→ Exercise:
Single out the lines that include the word "thiên". Copy them.

→ Material provided:
┄┄┄┄┄┄┄┄┄┄

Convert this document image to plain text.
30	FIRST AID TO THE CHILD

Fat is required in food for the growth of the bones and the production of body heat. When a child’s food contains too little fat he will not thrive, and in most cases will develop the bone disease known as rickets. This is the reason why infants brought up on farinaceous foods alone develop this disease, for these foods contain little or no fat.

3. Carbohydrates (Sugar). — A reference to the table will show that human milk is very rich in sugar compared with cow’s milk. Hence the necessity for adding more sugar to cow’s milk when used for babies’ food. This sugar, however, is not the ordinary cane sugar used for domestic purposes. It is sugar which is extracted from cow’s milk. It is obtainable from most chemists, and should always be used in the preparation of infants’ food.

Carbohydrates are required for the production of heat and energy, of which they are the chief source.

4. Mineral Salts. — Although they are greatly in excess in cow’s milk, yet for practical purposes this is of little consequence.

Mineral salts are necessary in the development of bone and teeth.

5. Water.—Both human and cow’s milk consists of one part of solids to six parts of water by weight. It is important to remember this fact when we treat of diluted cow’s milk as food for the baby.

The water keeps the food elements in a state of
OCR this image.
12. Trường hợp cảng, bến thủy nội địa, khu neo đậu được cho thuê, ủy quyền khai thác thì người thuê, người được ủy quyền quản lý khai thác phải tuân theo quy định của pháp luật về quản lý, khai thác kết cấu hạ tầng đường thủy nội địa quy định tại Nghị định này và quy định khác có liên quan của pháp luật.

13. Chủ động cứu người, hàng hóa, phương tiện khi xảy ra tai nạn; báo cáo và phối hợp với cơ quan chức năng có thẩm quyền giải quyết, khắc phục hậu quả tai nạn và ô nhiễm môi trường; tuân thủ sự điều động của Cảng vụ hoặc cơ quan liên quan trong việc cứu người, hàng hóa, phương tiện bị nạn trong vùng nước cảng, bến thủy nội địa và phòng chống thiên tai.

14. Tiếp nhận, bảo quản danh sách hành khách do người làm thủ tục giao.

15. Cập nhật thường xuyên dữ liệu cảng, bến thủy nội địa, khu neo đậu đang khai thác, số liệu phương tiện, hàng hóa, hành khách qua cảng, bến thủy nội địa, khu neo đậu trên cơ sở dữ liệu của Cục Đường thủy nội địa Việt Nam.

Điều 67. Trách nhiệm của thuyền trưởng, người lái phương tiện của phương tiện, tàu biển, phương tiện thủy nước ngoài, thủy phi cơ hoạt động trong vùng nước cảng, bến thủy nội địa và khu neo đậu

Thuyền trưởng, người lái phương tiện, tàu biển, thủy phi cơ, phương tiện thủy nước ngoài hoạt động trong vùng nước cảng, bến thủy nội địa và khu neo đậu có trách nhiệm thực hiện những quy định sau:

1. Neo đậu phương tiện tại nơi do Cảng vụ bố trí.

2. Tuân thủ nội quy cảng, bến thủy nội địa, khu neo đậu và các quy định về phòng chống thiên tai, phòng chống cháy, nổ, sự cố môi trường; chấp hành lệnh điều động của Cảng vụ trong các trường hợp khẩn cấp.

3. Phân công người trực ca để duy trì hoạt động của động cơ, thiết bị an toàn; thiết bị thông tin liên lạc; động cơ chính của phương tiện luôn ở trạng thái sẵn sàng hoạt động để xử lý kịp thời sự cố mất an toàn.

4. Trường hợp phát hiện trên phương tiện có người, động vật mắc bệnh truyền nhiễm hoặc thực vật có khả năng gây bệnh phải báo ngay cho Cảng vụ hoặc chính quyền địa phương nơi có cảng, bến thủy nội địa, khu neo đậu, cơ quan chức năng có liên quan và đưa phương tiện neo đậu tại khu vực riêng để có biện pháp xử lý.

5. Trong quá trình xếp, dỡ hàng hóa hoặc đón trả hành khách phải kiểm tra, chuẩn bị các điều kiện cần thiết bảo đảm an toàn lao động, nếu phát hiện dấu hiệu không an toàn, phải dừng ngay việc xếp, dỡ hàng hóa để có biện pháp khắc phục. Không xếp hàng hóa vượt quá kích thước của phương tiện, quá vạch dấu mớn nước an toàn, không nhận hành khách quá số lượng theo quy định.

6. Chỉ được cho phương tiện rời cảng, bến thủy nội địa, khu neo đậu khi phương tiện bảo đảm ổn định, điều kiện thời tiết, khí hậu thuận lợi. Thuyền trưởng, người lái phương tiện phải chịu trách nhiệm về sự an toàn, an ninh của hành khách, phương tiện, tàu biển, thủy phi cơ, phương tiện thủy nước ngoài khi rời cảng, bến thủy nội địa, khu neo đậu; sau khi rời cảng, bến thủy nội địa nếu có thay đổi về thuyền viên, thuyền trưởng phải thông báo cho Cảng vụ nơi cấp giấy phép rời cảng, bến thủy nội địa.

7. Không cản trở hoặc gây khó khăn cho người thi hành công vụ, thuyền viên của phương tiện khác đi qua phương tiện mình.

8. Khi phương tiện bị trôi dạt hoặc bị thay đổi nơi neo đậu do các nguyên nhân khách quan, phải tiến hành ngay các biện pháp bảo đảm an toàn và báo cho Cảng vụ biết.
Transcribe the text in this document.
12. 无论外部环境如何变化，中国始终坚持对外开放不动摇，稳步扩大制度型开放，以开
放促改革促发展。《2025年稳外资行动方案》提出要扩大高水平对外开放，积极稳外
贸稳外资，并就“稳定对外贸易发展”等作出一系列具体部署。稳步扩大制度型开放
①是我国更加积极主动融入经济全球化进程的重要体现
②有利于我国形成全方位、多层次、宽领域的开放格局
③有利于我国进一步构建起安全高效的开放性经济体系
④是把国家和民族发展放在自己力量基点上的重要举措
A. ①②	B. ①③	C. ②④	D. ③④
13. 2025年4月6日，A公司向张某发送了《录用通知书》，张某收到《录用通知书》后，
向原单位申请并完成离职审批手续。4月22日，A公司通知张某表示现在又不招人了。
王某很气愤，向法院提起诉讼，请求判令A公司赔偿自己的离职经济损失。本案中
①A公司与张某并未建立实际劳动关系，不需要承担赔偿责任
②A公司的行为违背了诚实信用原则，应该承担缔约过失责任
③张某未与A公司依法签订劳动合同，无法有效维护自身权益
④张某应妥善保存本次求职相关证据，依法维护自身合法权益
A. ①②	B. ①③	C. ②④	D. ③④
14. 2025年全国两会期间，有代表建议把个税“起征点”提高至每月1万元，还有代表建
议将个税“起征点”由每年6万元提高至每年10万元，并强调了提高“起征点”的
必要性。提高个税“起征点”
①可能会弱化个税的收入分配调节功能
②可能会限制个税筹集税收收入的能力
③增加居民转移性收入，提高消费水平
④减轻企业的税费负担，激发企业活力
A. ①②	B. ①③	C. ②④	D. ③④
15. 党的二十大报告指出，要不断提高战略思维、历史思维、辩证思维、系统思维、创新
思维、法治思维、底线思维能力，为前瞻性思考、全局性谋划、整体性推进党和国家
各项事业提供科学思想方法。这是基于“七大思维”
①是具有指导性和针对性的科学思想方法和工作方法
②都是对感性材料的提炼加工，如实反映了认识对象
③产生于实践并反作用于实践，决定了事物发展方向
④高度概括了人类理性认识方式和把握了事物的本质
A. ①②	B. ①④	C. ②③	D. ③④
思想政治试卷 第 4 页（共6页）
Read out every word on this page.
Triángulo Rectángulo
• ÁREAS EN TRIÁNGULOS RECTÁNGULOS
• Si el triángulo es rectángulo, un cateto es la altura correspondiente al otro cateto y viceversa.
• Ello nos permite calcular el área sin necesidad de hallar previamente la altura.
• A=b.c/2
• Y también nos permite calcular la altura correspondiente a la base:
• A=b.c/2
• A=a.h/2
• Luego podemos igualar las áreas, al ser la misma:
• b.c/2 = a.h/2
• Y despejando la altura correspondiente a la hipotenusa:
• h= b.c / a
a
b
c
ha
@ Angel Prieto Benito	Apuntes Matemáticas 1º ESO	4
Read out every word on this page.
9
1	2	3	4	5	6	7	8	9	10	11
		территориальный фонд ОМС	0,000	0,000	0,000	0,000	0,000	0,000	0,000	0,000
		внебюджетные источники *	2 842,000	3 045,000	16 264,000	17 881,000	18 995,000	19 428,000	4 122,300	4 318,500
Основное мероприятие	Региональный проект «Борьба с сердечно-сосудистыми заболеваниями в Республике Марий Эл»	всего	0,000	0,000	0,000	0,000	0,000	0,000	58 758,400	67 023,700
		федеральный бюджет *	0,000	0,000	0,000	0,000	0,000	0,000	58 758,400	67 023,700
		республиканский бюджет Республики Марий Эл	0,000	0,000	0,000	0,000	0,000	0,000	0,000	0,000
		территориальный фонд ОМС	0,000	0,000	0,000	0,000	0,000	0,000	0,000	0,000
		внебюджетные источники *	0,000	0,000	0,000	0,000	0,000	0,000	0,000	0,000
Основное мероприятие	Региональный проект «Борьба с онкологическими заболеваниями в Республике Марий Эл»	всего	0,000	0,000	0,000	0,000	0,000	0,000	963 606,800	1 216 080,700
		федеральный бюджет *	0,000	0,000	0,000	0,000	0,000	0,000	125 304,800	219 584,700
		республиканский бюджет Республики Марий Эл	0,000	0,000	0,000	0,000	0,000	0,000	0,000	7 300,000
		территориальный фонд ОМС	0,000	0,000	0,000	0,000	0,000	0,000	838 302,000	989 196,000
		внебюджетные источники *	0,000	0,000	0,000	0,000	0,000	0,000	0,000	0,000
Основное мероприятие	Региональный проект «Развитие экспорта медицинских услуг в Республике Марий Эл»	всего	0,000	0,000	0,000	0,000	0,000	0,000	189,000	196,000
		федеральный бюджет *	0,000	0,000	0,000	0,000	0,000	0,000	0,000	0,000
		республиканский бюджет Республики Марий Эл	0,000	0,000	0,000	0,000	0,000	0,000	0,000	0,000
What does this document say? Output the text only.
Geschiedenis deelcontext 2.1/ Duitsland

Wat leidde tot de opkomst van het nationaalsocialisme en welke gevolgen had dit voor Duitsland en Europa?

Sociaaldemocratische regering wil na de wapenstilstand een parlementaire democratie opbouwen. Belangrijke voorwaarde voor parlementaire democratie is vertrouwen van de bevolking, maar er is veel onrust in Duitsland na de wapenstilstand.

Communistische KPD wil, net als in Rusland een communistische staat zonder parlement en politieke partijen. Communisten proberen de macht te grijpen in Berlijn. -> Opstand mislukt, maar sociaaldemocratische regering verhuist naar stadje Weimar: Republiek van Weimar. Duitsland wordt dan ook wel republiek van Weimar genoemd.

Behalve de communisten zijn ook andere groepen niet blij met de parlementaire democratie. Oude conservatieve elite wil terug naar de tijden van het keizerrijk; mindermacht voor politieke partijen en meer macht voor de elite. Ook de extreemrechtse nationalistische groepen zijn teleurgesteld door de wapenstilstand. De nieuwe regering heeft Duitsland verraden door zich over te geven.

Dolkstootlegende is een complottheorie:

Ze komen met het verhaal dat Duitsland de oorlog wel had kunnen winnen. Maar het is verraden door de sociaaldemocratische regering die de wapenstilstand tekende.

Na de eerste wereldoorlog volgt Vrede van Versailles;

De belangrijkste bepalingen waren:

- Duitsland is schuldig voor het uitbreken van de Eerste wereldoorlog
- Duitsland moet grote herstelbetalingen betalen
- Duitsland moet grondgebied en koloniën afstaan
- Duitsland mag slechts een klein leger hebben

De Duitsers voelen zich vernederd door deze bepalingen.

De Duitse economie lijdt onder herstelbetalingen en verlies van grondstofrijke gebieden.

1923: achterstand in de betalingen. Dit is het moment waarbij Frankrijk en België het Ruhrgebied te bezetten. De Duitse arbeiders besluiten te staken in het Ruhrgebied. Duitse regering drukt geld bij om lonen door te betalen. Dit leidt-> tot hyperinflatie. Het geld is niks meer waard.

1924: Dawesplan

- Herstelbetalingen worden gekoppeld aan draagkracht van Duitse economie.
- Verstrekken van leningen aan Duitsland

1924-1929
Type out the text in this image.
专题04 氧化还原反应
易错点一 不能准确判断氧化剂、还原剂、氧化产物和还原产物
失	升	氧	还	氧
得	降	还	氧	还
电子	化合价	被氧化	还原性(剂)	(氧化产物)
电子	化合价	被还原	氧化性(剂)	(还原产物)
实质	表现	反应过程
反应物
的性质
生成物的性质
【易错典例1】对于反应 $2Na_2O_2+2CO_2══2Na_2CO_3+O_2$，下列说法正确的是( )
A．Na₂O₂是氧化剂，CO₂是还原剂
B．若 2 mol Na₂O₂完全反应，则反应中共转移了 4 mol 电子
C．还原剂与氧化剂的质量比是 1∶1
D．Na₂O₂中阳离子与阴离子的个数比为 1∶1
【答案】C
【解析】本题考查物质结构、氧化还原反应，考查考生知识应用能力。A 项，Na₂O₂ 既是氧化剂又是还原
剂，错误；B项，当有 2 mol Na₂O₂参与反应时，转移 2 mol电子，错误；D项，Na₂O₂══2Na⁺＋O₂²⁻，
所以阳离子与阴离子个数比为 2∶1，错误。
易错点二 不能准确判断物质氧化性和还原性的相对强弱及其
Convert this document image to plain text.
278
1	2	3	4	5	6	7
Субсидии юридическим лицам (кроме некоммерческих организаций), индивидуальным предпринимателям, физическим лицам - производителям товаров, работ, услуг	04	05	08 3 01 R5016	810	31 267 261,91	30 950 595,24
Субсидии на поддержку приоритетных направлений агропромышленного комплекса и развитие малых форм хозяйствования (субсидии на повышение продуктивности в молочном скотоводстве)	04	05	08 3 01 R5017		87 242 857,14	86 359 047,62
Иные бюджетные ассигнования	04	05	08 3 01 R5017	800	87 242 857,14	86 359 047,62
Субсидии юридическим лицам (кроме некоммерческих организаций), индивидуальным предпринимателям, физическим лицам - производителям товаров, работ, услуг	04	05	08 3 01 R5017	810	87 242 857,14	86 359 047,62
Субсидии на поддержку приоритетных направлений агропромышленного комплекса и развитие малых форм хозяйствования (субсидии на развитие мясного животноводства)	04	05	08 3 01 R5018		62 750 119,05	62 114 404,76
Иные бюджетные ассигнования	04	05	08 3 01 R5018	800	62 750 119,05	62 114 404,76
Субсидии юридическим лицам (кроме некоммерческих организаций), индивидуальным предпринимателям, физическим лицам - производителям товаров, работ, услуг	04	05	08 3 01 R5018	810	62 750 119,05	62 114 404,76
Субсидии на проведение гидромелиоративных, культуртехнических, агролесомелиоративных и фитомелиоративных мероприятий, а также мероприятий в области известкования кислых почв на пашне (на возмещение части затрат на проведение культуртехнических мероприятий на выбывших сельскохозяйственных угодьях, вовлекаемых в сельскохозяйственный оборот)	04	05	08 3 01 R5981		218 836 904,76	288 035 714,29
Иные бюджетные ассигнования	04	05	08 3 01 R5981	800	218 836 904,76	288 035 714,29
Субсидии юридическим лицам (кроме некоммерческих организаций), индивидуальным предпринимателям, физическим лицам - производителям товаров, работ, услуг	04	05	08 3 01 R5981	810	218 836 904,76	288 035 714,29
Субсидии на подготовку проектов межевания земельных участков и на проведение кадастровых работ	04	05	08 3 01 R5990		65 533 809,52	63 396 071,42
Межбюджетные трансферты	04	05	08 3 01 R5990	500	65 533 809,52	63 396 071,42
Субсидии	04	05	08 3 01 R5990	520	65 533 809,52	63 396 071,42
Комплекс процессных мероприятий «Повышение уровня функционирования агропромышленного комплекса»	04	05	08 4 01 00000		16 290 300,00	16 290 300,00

┄┄┄┄┄┄┄┄┄┄

→ Worked solution:
13. Chủ động cứu người, hàng hóa, phương tiện khi xảy ra tai nạn; báo cáo và phối hợp với cơ quan chức năng có thẩm quyền giải quyết, khắc phục hậu quả tai nạn và ô nhiễm môi trường; tuân thủ sự điều động của Cảng vụ hoặc cơ quan liên quan trong việc cứu người, hàng hóa, phương tiện bị nạn trong vùng nước cảng, bến thủy nội địa và phòng chống thiên tai.
2. Tuân thủ nội quy cảng, bến thủy nội địa, khu neo đậu và các quy định về phòng chống thiên tai, phòng chống cháy, nổ, sự cố môi trường; chấp hành lệnh điều động của Cảng vụ trong các trường hợp khẩn cấp.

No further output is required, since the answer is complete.